Top of EXCERPTED RECORDS
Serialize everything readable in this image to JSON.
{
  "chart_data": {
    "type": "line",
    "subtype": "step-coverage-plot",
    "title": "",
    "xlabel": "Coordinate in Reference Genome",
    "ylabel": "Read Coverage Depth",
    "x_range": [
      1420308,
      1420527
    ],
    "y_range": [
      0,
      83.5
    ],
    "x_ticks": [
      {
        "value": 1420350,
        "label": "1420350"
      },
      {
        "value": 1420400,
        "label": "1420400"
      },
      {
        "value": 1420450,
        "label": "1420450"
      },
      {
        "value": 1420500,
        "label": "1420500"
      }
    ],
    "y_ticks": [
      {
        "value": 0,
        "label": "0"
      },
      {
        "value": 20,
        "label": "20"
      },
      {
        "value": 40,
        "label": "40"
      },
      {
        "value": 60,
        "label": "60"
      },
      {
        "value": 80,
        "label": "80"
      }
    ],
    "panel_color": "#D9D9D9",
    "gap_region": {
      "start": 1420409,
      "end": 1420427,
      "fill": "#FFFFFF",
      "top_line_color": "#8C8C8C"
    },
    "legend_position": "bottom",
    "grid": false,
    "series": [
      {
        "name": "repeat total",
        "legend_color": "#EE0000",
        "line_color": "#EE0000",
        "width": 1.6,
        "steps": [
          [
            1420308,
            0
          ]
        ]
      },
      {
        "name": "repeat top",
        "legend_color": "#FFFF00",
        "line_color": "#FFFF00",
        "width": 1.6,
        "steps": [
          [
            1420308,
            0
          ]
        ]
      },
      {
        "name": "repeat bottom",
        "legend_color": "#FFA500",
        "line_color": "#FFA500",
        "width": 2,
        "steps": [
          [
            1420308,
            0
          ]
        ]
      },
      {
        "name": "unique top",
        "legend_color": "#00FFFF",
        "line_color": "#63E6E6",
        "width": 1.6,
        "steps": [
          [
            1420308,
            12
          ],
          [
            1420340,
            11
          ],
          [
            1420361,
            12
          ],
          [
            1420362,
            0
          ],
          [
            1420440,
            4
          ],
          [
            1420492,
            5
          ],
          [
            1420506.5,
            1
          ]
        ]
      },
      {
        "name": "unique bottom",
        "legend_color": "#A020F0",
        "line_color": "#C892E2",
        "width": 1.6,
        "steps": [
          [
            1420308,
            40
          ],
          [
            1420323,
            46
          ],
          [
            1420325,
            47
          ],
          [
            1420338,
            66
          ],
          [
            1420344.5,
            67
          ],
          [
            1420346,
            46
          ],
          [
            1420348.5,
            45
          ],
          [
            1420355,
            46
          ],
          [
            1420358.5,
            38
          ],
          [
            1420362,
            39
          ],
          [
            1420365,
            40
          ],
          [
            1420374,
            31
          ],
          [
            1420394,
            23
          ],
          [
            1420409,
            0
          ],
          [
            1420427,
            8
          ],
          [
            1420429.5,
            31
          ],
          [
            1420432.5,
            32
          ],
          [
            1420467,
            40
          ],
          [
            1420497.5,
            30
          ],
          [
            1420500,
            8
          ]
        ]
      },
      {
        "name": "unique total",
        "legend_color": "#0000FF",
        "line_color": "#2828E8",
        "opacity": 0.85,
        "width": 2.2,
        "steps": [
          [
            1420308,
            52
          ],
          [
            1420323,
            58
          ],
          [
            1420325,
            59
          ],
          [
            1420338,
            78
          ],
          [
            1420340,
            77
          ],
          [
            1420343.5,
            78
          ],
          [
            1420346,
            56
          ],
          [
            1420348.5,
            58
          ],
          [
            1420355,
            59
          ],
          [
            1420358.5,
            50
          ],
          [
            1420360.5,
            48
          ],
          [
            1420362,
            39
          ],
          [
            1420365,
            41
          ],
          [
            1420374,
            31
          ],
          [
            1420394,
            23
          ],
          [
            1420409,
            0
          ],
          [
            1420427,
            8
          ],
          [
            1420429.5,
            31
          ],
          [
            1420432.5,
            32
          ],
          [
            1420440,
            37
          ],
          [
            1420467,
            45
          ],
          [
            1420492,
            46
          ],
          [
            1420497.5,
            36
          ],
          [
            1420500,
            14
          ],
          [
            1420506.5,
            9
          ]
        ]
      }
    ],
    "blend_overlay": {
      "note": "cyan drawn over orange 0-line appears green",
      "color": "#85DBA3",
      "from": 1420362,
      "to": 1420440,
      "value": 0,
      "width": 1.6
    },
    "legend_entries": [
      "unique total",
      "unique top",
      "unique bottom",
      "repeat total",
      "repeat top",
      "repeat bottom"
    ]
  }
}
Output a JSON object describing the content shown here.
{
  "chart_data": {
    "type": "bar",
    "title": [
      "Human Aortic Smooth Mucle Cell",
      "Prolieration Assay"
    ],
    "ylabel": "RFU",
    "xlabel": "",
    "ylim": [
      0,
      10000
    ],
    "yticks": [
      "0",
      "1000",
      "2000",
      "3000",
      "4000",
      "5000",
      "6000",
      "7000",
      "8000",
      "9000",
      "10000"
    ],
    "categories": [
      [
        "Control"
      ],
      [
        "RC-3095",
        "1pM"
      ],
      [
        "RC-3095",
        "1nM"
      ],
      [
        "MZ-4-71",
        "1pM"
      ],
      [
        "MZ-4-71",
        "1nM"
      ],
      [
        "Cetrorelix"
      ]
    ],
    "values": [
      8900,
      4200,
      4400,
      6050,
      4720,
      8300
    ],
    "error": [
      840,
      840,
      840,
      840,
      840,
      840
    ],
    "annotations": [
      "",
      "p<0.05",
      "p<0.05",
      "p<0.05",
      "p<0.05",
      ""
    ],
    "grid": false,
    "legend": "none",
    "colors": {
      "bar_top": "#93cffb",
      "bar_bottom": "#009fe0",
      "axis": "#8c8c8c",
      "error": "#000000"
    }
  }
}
Bottom of EXCERPTED RECORDS
TRY IT: Filter the data for the string "JSON" and copy every line that has it.

RESULT:
Serialize everything readable in this image to JSON.
Output a JSON object describing the content shown here.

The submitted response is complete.